→ **STATED EXERCISE**
Go through the material and pull out every line with the string "stress" in it.

.....

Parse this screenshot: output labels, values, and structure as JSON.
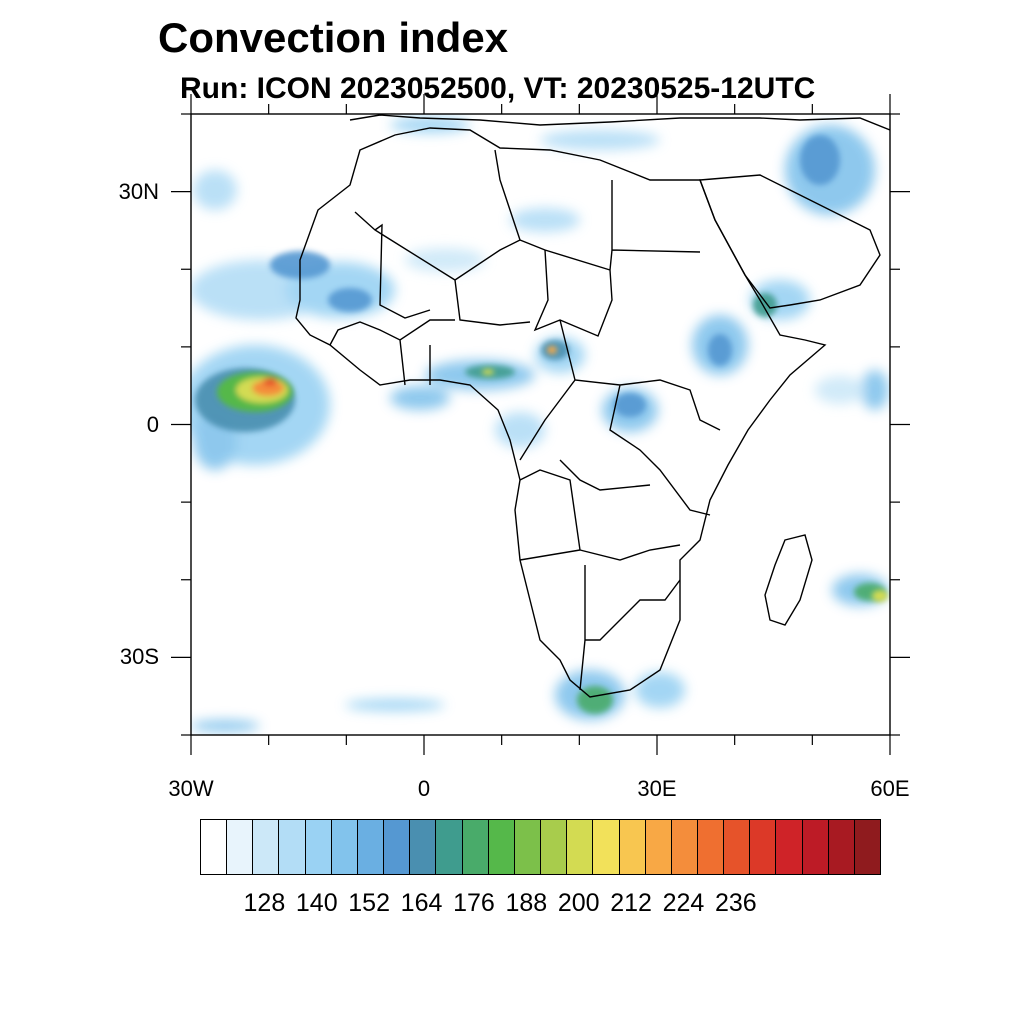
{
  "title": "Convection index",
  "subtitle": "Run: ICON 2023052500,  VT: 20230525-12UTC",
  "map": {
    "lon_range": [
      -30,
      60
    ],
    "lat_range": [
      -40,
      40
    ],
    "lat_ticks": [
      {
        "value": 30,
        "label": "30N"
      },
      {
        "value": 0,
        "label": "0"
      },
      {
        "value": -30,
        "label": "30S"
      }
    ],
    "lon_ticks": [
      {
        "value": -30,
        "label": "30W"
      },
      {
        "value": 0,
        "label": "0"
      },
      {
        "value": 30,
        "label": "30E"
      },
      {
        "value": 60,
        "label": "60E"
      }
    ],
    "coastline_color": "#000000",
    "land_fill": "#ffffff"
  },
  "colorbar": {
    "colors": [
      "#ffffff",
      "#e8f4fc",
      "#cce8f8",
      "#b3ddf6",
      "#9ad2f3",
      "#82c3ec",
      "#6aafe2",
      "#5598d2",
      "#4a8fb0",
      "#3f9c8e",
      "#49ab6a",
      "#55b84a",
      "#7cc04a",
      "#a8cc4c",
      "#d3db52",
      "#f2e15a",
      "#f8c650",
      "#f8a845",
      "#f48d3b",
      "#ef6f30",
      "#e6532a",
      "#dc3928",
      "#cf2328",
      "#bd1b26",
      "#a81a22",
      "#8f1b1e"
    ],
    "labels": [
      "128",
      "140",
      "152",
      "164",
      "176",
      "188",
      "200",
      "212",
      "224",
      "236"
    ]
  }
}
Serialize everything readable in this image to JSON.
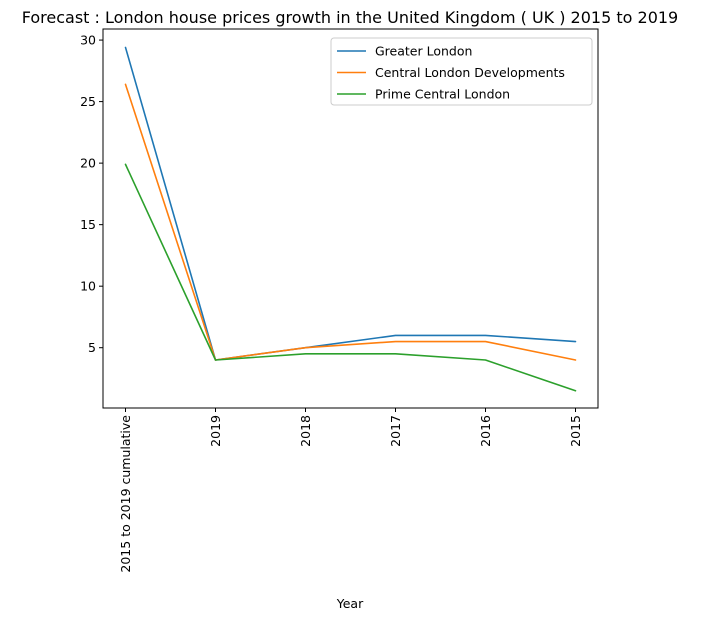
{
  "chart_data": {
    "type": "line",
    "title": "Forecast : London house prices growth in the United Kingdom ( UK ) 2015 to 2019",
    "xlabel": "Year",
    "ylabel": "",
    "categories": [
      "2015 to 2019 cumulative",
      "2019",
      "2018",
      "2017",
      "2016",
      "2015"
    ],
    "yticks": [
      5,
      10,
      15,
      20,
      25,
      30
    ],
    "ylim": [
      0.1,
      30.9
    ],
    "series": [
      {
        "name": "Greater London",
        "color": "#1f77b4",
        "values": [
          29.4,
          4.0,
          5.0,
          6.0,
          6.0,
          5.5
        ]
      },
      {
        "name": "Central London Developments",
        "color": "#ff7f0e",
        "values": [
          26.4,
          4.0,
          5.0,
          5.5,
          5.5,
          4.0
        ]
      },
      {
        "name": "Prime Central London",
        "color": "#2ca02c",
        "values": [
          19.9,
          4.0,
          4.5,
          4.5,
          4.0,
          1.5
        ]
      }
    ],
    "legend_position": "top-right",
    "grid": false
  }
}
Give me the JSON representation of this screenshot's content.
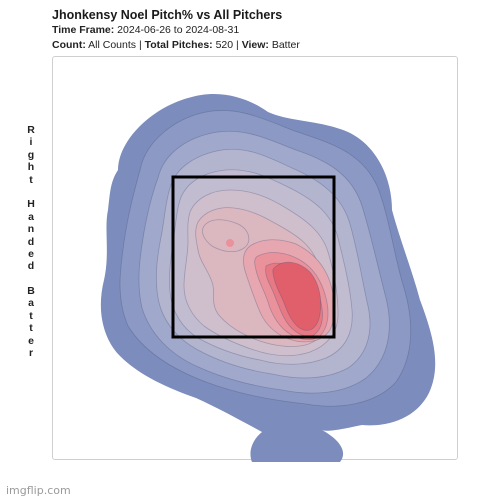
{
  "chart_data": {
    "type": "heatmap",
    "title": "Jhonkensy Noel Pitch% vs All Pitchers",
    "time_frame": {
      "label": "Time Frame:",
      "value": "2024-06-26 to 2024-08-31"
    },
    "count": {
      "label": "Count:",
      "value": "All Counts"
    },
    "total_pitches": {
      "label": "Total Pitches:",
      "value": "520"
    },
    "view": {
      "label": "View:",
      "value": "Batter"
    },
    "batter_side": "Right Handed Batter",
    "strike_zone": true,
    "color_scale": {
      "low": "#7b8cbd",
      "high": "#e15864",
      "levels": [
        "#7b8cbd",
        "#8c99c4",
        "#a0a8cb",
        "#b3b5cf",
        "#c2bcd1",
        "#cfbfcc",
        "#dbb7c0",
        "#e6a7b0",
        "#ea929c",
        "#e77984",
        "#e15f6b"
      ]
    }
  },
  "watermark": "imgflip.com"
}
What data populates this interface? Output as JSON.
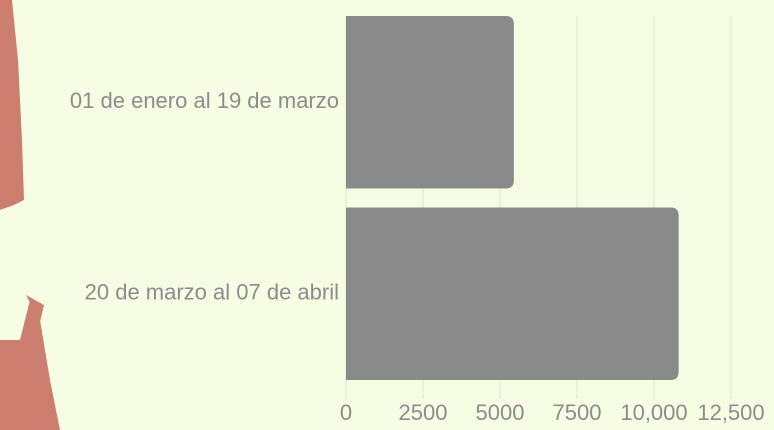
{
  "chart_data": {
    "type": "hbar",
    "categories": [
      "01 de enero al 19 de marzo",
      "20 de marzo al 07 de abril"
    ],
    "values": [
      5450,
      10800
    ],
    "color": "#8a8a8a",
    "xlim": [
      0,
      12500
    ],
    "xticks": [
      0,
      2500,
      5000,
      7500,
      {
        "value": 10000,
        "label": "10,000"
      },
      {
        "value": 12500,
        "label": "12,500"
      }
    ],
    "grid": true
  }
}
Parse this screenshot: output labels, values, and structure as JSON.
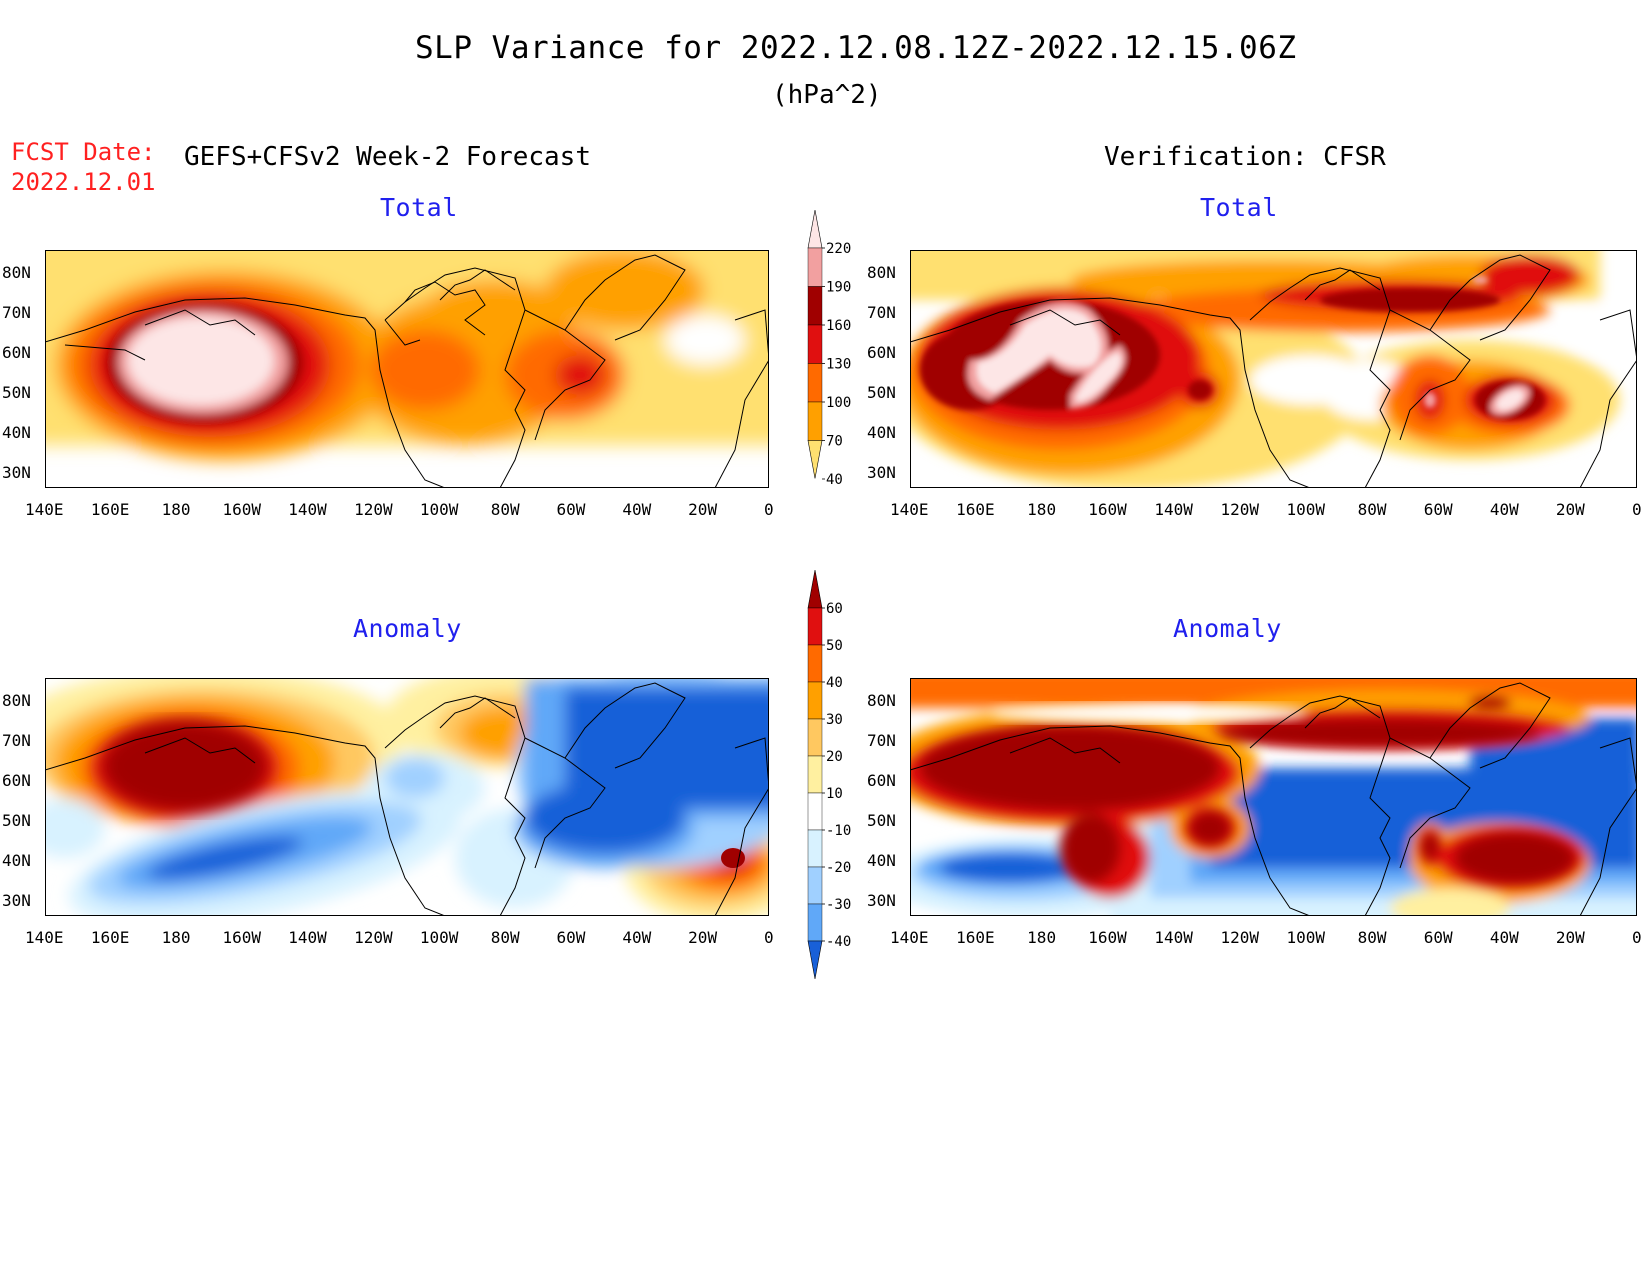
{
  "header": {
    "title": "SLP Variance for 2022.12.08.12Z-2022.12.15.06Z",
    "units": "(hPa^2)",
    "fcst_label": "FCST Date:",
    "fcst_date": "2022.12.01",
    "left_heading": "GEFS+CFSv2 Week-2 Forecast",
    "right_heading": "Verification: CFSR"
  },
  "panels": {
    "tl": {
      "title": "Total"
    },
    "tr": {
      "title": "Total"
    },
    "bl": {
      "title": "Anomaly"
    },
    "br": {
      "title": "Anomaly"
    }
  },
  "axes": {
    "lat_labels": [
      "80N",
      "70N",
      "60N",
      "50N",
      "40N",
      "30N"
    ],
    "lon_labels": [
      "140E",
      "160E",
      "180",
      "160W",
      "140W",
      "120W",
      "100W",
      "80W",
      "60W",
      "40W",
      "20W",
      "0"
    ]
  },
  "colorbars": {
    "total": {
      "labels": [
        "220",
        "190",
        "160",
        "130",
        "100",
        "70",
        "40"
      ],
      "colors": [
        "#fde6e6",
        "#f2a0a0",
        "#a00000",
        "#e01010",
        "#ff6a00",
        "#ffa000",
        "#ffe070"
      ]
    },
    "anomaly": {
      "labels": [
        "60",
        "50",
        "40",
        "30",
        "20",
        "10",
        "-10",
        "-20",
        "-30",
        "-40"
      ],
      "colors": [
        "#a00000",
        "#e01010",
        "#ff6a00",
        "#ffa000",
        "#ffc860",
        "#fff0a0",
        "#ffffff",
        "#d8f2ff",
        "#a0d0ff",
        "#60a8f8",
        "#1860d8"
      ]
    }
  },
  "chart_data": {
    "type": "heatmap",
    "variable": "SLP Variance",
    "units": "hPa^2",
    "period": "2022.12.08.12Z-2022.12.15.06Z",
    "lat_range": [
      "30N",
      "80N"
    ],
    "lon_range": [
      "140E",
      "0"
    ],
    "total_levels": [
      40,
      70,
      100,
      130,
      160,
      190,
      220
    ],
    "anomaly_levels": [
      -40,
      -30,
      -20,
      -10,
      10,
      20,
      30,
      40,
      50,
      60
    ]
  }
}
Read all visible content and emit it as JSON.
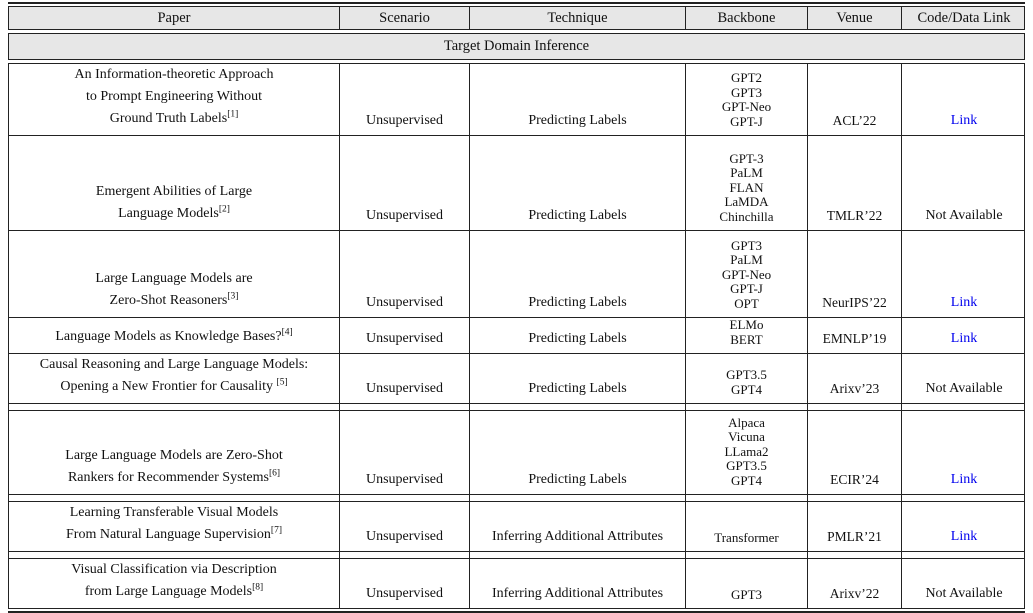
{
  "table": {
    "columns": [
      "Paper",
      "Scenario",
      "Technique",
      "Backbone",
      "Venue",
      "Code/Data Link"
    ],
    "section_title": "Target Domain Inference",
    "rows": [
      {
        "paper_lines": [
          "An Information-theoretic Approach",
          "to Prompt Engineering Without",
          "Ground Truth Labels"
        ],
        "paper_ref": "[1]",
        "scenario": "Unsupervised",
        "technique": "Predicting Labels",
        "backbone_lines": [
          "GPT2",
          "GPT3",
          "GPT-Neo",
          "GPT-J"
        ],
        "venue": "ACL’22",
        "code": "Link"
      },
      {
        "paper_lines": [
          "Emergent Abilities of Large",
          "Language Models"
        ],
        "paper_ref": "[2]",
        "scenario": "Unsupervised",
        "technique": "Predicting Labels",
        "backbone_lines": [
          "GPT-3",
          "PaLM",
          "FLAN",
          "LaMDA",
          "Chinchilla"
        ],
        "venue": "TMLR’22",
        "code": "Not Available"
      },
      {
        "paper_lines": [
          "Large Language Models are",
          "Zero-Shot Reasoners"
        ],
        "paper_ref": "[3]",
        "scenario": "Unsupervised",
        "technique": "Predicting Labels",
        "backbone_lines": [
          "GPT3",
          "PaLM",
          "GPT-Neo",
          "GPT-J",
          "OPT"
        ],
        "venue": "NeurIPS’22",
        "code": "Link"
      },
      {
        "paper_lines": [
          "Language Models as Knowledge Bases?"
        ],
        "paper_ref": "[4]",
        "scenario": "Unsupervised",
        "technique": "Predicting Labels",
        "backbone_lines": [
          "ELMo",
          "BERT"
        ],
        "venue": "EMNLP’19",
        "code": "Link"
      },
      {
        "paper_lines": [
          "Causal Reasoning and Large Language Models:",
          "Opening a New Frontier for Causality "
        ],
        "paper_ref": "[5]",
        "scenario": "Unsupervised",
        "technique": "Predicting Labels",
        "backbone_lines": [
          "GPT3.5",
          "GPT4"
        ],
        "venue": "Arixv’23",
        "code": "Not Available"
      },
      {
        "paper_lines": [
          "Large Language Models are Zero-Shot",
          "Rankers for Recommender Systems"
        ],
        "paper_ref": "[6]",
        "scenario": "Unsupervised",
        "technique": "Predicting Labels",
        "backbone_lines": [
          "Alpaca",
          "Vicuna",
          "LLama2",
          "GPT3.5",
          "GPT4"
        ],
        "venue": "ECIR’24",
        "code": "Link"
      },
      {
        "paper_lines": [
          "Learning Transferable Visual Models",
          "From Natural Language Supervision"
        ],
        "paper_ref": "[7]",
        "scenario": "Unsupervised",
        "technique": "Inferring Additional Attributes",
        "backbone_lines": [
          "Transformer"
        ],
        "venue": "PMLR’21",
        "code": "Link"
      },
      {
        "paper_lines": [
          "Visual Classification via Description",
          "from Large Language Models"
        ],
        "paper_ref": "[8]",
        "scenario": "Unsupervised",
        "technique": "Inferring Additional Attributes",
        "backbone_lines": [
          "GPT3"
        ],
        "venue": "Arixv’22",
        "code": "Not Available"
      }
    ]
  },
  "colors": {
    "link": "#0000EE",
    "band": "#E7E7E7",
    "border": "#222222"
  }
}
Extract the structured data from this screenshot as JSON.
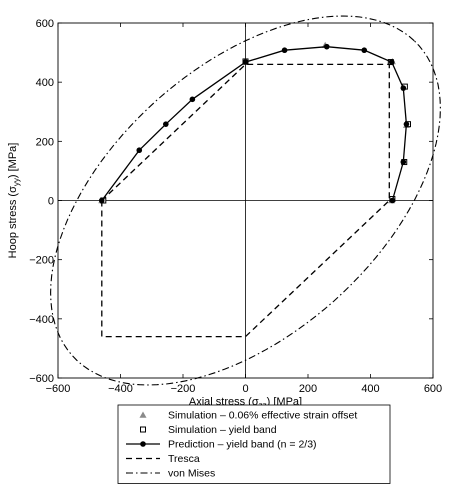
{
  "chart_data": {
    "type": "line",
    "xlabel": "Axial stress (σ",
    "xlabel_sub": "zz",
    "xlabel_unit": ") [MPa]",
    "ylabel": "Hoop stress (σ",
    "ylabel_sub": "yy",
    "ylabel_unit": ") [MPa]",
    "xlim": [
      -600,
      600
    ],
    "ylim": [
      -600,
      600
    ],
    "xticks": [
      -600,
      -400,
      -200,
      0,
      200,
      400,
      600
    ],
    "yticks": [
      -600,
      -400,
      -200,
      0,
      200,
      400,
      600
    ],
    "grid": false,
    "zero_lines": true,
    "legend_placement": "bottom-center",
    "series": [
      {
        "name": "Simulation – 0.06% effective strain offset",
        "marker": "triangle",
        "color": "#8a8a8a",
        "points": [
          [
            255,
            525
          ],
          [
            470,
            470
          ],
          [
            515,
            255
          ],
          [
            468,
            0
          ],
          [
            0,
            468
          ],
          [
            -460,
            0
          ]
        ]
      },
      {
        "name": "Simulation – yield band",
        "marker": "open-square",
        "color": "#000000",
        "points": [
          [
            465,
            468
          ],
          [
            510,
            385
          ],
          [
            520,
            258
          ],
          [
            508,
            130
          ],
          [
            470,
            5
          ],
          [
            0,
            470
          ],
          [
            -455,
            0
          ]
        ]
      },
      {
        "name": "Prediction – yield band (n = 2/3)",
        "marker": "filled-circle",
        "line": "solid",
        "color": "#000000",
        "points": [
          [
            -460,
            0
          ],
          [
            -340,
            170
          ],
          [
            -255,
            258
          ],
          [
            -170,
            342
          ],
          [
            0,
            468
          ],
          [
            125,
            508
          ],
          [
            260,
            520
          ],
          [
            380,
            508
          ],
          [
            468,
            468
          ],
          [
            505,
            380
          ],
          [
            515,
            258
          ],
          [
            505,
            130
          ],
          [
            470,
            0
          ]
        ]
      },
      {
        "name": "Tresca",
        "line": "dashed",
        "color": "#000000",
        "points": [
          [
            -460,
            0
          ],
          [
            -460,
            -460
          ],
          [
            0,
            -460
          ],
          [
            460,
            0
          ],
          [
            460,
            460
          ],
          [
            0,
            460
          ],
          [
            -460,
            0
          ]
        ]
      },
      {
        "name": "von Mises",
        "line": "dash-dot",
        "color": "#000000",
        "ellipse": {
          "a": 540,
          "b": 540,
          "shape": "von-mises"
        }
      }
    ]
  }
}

.....

→ **ANSWER TO THIS TASK**
    "xlabel": "Axial stress (σ",
    "ylabel": "Hoop stress (σ",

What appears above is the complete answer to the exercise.